• Task to carry out:
Repeat the listing in full, exactly as it stands.

Data entries for graphics
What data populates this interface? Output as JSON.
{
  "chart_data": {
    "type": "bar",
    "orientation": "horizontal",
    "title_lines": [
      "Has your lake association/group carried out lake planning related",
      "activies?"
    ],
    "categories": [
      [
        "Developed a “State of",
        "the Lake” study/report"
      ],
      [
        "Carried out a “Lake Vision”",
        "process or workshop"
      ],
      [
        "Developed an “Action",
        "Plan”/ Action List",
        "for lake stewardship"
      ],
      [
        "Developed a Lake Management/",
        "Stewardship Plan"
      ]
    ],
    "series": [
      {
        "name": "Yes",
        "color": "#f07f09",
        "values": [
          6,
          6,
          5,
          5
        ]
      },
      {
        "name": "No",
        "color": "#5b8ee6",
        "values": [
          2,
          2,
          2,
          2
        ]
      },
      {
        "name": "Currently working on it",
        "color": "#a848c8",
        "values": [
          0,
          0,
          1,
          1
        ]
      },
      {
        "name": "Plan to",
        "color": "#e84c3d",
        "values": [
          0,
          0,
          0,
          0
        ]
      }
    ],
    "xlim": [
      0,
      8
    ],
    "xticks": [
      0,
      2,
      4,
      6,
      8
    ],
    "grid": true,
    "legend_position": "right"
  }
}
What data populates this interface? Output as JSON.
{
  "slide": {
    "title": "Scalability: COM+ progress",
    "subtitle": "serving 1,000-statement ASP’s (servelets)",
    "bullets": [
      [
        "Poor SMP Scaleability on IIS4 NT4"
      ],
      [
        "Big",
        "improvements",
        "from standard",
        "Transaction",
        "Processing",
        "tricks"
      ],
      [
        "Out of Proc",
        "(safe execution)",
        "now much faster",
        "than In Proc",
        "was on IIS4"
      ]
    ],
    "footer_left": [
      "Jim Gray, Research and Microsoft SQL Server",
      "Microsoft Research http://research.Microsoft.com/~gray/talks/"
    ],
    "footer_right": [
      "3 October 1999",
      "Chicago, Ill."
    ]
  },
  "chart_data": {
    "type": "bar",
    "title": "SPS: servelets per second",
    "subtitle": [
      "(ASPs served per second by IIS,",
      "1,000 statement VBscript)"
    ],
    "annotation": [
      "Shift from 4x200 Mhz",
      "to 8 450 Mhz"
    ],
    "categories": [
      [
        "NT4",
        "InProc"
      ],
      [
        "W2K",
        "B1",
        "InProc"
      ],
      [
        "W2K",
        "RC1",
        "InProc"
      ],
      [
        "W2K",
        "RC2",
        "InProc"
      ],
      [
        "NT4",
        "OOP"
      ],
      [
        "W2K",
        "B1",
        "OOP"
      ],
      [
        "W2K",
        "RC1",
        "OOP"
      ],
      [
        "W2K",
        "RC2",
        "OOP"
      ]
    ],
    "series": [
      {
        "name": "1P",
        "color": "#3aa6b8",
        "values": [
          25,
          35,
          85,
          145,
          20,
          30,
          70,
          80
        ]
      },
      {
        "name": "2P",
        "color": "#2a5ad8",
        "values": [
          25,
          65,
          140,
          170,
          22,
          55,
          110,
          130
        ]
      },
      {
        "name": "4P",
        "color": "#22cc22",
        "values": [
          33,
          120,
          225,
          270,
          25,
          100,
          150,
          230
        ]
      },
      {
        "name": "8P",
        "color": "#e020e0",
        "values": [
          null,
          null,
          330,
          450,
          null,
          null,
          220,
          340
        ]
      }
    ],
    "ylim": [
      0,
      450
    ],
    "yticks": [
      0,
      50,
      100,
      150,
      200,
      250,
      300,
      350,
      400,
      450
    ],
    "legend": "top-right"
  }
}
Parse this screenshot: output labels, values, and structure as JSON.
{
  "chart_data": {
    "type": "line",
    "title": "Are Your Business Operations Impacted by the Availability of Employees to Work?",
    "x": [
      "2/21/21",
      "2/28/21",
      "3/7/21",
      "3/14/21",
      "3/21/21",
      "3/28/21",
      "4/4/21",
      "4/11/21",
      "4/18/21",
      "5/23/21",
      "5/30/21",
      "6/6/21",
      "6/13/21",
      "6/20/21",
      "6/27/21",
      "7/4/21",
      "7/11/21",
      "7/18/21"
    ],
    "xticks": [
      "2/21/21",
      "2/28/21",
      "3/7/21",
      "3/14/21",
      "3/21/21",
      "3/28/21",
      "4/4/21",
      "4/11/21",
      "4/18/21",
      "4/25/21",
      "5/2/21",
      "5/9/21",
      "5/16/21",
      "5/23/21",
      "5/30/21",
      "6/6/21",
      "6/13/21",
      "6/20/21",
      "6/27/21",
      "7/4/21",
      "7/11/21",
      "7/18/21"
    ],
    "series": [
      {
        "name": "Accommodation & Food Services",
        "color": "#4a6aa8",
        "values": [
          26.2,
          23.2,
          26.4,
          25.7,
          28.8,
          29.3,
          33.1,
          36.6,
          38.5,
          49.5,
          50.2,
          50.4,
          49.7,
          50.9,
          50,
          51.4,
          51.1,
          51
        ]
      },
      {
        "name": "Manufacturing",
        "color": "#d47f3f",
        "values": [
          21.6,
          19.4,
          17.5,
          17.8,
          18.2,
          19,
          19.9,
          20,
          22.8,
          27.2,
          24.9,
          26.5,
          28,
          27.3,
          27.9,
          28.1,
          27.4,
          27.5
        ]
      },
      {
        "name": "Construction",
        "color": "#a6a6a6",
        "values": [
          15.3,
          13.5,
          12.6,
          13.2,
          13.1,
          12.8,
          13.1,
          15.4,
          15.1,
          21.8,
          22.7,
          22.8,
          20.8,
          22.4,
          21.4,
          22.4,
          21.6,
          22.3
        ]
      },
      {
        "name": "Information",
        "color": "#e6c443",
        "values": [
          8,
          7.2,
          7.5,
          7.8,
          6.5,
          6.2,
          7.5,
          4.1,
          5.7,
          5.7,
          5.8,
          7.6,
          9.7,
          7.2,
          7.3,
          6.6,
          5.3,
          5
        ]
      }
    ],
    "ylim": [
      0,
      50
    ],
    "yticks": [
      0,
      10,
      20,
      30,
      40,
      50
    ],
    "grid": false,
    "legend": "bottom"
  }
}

• Reply:
What data populates this interface? Output as JSON.
{
  "chart_data": {
    "type": "bar",
    "orientation": "horizontal",
    "title_lines": [
      "Has your lake association/group carried out lake planning related",
      "activies?"
    ],
    "categories": [
      [
        "Developed a “State of",
        "the Lake” study/report"
      ],
      [
        "Carried out a “Lake Vision”",
        "process or workshop"
      ],
      [
        "Developed an “Action",
        "Plan”/ Action List",
        "for lake stewardship"
      ],
      [
        "Developed a Lake Management/",
        "Stewardship Plan"
      ]
    ],
    "series": [
      {
        "name": "Yes",
        "color": "#f07f09",
        "values": [
          6,
          6,
          5,
          5
        ]
      },
      {
        "name": "No",
        "color": "#5b8ee6",
        "values": [
          2,
          2,
          2,
          2
        ]
      },
      {
        "name": "Currently working on it",
        "color": "#a848c8",
        "values": [
          0,
          0,
          1,
          1
        ]
      },
      {
        "name": "Plan to",
        "color": "#e84c3d",
        "values": [
          0,
          0,
          0,
          0
        ]
      }
    ],
    "xlim": [
      0,
      8
    ],
    "xticks": [
      0,
      2,
      4,
      6,
      8
    ],
    "grid": true,
    "legend_position": "right"
  }
}
What data populates this interface? Output as JSON.
{
  "slide": {
    "title": "Scalability: COM+ progress",
    "subtitle": "serving 1,000-statement ASP’s (servelets)",
    "bullets": [
      [
        "Poor SMP Scaleability on IIS4 NT4"
      ],
      [
        "Big",
        "improvements",
        "from standard",
        "Transaction",
        "Processing",
        "tricks"
      ],
      [
        "Out of Proc",
        "(safe execution)",
        "now much faster",
        "than In Proc",
        "was on IIS4"
      ]
    ],
    "footer_left": [
      "Jim Gray, Research and Microsoft SQL Server",
      "Microsoft Research http://research.Microsoft.com/~gray/talks/"
    ],
    "footer_right": [
      "3 October 1999",
      "Chicago, Ill."
    ]
  },
  "chart_data": {
    "type": "bar",
    "title": "SPS: servelets per second",
    "subtitle": [
      "(ASPs served per second by IIS,",
      "1,000 statement VBscript)"
    ],
    "annotation": [
      "Shift from 4x200 Mhz",
      "to 8 450 Mhz"
    ],
    "categories": [
      [
        "NT4",
        "InProc"
      ],
      [
        "W2K",
        "B1",
        "InProc"
      ],
      [
        "W2K",
        "RC1",
        "InProc"
      ],
      [
        "W2K",
        "RC2",
        "InProc"
      ],
      [
        "NT4",
        "OOP"
      ],
      [
        "W2K",
        "B1",
        "OOP"
      ],
      [
        "W2K",
        "RC1",
        "OOP"
      ],
      [
        "W2K",
        "RC2",
        "OOP"
      ]
    ],
    "series": [
      {
        "name": "1P",
        "color": "#3aa6b8",
        "values": [
          25,
          35,
          85,
          145,
          20,
          30,
          70,
          80
        ]
      },
      {
        "name": "2P",
        "color": "#2a5ad8",
        "values": [
          25,
          65,
          140,
          170,
          22,
          55,
          110,
          130
        ]
      },
      {
        "name": "4P",
        "color": "#22cc22",
        "values": [
          33,
          120,
          225,
          270,
          25,
          100,
          150,
          230
        ]
      },
      {
        "name": "8P",
        "color": "#e020e0",
        "values": [
          null,
          null,
          330,
          450,
          null,
          null,
          220,
          340
        ]
      }
    ],
    "ylim": [
      0,
      450
    ],
    "yticks": [
      0,
      50,
      100,
      150,
      200,
      250,
      300,
      350,
      400,
      450
    ],
    "legend": "top-right"
  }
}
Parse this screenshot: output labels, values, and structure as JSON.
{
  "chart_data": {
    "type": "line",
    "title": "Are Your Business Operations Impacted by the Availability of Employees to Work?",
    "x": [
      "2/21/21",
      "2/28/21",
      "3/7/21",
      "3/14/21",
      "3/21/21",
      "3/28/21",
      "4/4/21",
      "4/11/21",
      "4/18/21",
      "5/23/21",
      "5/30/21",
      "6/6/21",
      "6/13/21",
      "6/20/21",
      "6/27/21",
      "7/4/21",
      "7/11/21",
      "7/18/21"
    ],
    "xticks": [
      "2/21/21",
      "2/28/21",
      "3/7/21",
      "3/14/21",
      "3/21/21",
      "3/28/21",
      "4/4/21",
      "4/11/21",
      "4/18/21",
      "4/25/21",
      "5/2/21",
      "5/9/21",
      "5/16/21",
      "5/23/21",
      "5/30/21",
      "6/6/21",
      "6/13/21",
      "6/20/21",
      "6/27/21",
      "7/4/21",
      "7/11/21",
      "7/18/21"
    ],
    "series": [
      {
        "name": "Accommodation & Food Services",
        "color": "#4a6aa8",
        "values": [
          26.2,
          23.2,
          26.4,
          25.7,
          28.8,
          29.3,
          33.1,
          36.6,
          38.5,
          49.5,
          50.2,
          50.4,
          49.7,
          50.9,
          50,
          51.4,
          51.1,
          51
        ]
      },
      {
        "name": "Manufacturing",
        "color": "#d47f3f",
        "values": [
          21.6,
          19.4,
          17.5,
          17.8,
          18.2,
          19,
          19.9,
          20,
          22.8,
          27.2,
          24.9,
          26.5,
          28,
          27.3,
          27.9,
          28.1,
          27.4,
          27.5
        ]
      },
      {
        "name": "Construction",
        "color": "#a6a6a6",
        "values": [
          15.3,
          13.5,
          12.6,
          13.2,
          13.1,
          12.8,
          13.1,
          15.4,
          15.1,
          21.8,
          22.7,
          22.8,
          20.8,
          22.4,
          21.4,
          22.4,
          21.6,
          22.3
        ]
      },
      {
        "name": "Information",
        "color": "#e6c443",
        "values": [
          8,
          7.2,
          7.5,
          7.8,
          6.5,
          6.2,
          7.5,
          4.1,
          5.7,
          5.7,
          5.8,
          7.6,
          9.7,
          7.2,
          7.3,
          6.6,
          5.3,
          5
        ]
      }
    ],
    "ylim": [
      0,
      50
    ],
    "yticks": [
      0,
      10,
      20,
      30,
      40,
      50
    ],
    "grid": false,
    "legend": "bottom"
  }
}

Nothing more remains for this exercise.